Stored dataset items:
★ ★ ★

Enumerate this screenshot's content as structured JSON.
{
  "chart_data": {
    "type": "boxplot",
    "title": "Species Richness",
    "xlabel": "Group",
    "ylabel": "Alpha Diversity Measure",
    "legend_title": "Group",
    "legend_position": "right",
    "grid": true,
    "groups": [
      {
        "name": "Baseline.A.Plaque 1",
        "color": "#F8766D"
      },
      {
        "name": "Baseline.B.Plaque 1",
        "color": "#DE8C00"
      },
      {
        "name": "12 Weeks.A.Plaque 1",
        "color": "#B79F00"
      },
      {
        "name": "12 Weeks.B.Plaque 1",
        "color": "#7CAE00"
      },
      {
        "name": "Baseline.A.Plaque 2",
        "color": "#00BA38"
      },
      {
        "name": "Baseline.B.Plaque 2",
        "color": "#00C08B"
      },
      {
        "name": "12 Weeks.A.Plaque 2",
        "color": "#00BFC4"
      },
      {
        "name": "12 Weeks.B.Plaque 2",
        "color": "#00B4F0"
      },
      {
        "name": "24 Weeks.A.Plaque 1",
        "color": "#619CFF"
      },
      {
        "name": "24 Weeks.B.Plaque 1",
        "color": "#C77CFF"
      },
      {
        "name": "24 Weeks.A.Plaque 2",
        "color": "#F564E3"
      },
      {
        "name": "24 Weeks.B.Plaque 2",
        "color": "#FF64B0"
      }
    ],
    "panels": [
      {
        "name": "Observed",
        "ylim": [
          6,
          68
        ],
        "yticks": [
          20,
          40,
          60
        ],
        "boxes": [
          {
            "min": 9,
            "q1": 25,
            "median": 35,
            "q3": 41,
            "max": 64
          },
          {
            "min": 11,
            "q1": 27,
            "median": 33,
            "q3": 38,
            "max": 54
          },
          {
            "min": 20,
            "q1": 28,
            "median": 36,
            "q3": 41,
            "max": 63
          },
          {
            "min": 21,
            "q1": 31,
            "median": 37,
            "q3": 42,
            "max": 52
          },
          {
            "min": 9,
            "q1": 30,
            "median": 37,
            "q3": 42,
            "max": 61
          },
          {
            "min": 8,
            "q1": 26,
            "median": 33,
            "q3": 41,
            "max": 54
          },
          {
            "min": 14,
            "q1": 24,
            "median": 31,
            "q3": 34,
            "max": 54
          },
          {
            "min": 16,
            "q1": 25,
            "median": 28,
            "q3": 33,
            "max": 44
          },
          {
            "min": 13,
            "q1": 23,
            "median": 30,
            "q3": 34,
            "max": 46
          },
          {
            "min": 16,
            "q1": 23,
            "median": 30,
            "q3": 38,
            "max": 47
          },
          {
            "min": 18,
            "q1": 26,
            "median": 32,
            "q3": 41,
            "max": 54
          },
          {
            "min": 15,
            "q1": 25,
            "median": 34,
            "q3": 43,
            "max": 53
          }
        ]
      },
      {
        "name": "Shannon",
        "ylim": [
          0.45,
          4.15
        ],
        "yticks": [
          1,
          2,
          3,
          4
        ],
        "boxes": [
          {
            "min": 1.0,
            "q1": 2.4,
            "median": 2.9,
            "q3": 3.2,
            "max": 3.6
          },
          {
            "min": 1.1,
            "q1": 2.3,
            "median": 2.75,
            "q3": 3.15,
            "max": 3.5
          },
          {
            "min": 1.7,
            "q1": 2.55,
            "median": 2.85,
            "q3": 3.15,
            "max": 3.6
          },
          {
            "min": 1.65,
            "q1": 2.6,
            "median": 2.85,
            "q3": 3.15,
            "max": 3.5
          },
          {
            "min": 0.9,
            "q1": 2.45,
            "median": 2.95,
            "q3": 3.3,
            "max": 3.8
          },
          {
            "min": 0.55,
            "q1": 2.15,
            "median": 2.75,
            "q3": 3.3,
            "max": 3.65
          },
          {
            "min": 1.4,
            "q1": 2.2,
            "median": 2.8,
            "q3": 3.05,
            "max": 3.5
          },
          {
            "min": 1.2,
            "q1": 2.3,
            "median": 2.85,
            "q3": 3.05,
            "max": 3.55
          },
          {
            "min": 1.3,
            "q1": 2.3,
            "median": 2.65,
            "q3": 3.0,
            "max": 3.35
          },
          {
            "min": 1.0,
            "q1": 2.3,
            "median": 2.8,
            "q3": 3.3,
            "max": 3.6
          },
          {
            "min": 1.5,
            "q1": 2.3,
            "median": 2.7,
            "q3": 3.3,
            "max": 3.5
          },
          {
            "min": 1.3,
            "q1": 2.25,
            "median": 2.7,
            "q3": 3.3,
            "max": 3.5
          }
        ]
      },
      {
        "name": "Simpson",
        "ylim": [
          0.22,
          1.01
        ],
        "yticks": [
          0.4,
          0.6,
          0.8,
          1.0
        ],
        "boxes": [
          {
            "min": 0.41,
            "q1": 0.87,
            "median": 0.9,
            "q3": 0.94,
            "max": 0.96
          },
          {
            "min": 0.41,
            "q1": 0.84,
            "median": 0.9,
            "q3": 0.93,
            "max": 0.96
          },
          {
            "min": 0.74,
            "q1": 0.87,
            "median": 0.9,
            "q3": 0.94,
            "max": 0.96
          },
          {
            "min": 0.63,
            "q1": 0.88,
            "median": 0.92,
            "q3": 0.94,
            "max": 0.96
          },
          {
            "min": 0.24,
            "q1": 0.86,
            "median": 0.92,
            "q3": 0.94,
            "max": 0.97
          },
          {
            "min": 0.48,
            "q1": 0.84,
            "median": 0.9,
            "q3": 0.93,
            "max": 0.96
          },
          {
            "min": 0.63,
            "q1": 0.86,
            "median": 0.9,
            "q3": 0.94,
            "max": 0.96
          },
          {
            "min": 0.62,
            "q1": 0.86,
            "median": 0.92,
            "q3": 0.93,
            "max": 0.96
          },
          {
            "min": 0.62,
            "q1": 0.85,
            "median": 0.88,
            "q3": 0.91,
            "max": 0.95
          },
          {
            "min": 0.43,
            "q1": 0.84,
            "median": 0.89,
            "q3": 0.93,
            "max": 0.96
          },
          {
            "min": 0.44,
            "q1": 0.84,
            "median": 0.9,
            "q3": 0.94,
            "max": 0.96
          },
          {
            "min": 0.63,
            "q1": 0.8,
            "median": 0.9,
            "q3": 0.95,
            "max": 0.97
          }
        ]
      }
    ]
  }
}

★ ★ ★

▶ _Task requirements_
Find and count the lines of the data that include the string "Baseline", and report that figure by itself.

▶ _The result_
4